> _WHAT THE TASK ASKS_
What follows is a set of records, each of which is to be written out exactly.

> _RECORDS_

## start

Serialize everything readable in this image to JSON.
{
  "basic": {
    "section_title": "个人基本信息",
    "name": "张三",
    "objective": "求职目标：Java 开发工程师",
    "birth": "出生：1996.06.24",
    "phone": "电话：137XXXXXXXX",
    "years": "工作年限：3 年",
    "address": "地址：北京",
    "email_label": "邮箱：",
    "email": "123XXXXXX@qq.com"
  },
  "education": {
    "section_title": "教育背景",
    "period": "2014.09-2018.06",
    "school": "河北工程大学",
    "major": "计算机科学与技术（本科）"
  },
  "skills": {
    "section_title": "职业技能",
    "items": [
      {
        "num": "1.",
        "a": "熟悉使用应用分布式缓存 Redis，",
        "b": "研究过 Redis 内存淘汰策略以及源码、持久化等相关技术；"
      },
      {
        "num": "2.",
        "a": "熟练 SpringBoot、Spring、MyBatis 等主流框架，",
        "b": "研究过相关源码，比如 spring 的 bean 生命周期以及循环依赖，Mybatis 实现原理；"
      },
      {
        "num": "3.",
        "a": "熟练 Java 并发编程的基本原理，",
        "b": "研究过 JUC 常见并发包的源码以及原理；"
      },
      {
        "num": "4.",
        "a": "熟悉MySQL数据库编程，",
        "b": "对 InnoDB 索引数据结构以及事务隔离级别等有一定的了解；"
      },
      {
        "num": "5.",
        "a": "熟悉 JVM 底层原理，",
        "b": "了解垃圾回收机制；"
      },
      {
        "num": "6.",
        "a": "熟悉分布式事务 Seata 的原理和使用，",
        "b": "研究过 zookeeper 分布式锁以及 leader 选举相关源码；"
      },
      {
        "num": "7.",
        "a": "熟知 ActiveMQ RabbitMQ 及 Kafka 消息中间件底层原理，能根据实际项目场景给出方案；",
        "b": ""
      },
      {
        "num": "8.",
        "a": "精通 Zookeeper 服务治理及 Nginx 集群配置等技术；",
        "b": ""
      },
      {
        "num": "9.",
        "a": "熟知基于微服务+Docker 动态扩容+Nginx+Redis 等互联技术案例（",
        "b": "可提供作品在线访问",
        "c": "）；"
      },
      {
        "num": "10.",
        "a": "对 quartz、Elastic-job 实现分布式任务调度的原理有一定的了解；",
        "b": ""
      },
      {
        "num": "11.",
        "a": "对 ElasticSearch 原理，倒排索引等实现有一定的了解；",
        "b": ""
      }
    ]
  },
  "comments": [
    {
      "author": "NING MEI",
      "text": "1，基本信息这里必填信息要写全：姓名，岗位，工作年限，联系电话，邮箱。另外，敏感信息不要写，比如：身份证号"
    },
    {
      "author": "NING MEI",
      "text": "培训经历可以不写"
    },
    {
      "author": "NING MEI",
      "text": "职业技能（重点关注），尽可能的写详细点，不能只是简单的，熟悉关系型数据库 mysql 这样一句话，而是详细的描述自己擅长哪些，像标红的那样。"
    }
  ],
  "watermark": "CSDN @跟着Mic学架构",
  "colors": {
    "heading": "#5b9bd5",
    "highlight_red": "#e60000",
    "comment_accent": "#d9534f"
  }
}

## end

> _CORRECT RESULT_
Serialize everything readable in this image to JSON.
{
  "basic": {
    "section_title": "个人基本信息",
    "name": "张三",
    "objective": "求职目标：Java 开发工程师",
    "birth": "出生：1996.06.24",
    "phone": "电话：137XXXXXXXX",
    "years": "工作年限：3 年",
    "address": "地址：北京",
    "email_label": "邮箱：",
    "email": "123XXXXXX@qq.com"
  },
  "education": {
    "section_title": "教育背景",
    "period": "2014.09-2018.06",
    "school": "河北工程大学",
    "major": "计算机科学与技术（本科）"
  },
  "skills": {
    "section_title": "职业技能",
    "items": [
      {
        "num": "1.",
        "a": "熟悉使用应用分布式缓存 Redis，",
        "b": "研究过 Redis 内存淘汰策略以及源码、持久化等相关技术；"
      },
      {
        "num": "2.",
        "a": "熟练 SpringBoot、Spring、MyBatis 等主流框架，",
        "b": "研究过相关源码，比如 spring 的 bean 生命周期以及循环依赖，Mybatis 实现原理；"
      },
      {
        "num": "3.",
        "a": "熟练 Java 并发编程的基本原理，",
        "b": "研究过 JUC 常见并发包的源码以及原理；"
      },
      {
        "num": "4.",
        "a": "熟悉MySQL数据库编程，",
        "b": "对 InnoDB 索引数据结构以及事务隔离级别等有一定的了解；"
      },
      {
        "num": "5.",
        "a": "熟悉 JVM 底层原理，",
        "b": "了解垃圾回收机制；"
      },
      {
        "num": "6.",
        "a": "熟悉分布式事务 Seata 的原理和使用，",
        "b": "研究过 zookeeper 分布式锁以及 leader 选举相关源码；"
      },
      {
        "num": "7.",
        "a": "熟知 ActiveMQ RabbitMQ 及 Kafka 消息中间件底层原理，能根据实际项目场景给出方案；",
        "b": ""
      },
      {
        "num": "8.",
        "a": "精通 Zookeeper 服务治理及 Nginx 集群配置等技术；",
        "b": ""
      },
      {
        "num": "9.",
        "a": "熟知基于微服务+Docker 动态扩容+Nginx+Redis 等互联技术案例（",
        "b": "可提供作品在线访问",
        "c": "）；"
      },
      {
        "num": "10.",
        "a": "对 quartz、Elastic-job 实现分布式任务调度的原理有一定的了解；",
        "b": ""
      },
      {
        "num": "11.",
        "a": "对 ElasticSearch 原理，倒排索引等实现有一定的了解；",
        "b": ""
      }
    ]
  },
  "comments": [
    {
      "author": "NING MEI",
      "text": "1，基本信息这里必填信息要写全：姓名，岗位，工作年限，联系电话，邮箱。另外，敏感信息不要写，比如：身份证号"
    },
    {
      "author": "NING MEI",
      "text": "培训经历可以不写"
    },
    {
      "author": "NING MEI",
      "text": "职业技能（重点关注），尽可能的写详细点，不能只是简单的，熟悉关系型数据库 mysql 这样一句话，而是详细的描述自己擅长哪些，像标红的那样。"
    }
  ],
  "watermark": "CSDN @跟着Mic学架构",
  "colors": {
    "heading": "#5b9bd5",
    "highlight_red": "#e60000",
    "comment_accent": "#d9534f"
  }
}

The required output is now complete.